Problem details: Images are excluded; otherwise, output every record exactly.
═════ Given records ═════
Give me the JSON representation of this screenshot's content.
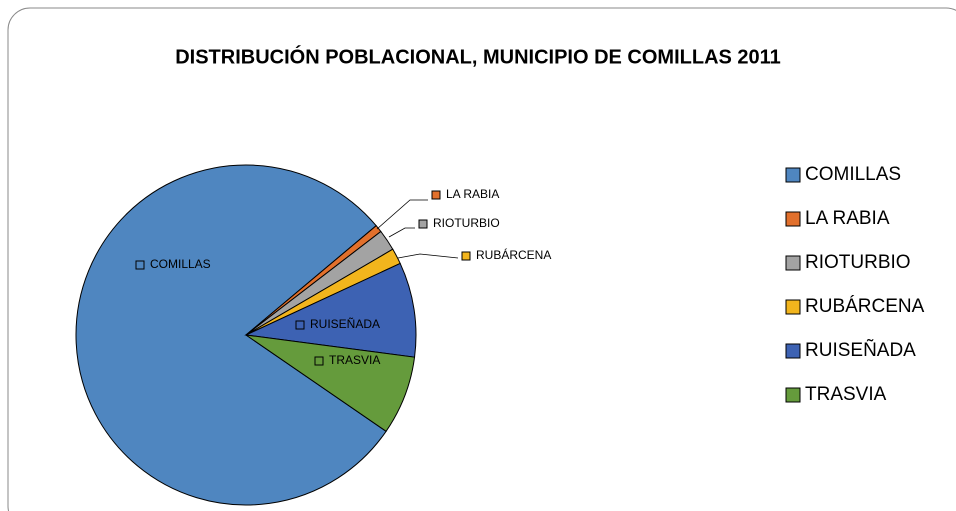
{
  "chart_data": {
    "type": "pie",
    "title": "DISTRIBUCIÓN POBLACIONAL, MUNICIPIO DE COMILLAS 2011",
    "categories": [
      "COMILLAS",
      "LA RABIA",
      "RIOTURBIO",
      "RUBÁRCENA",
      "RUISEÑADA",
      "TRASVIA"
    ],
    "values": [
      79.3,
      0.7,
      2,
      1.5,
      9,
      7.5
    ],
    "colors": [
      "#4f86c0",
      "#e2702c",
      "#a3a3a3",
      "#f2b51d",
      "#3d62b3",
      "#659b3c"
    ],
    "legend": "right"
  }
}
═════
Task response:
Give me the JSON representation of this screenshot's content.
{
  "chart_data": {
    "type": "pie",
    "title": "DISTRIBUCIÓN POBLACIONAL, MUNICIPIO DE COMILLAS 2011",
    "categories": [
      "COMILLAS",
      "LA RABIA",
      "RIOTURBIO",
      "RUBÁRCENA",
      "RUISEÑADA",
      "TRASVIA"
    ],
    "values": [
      79.3,
      0.7,
      2,
      1.5,
      9,
      7.5
    ],
    "colors": [
      "#4f86c0",
      "#e2702c",
      "#a3a3a3",
      "#f2b51d",
      "#3d62b3",
      "#659b3c"
    ],
    "legend": "right"
  }
}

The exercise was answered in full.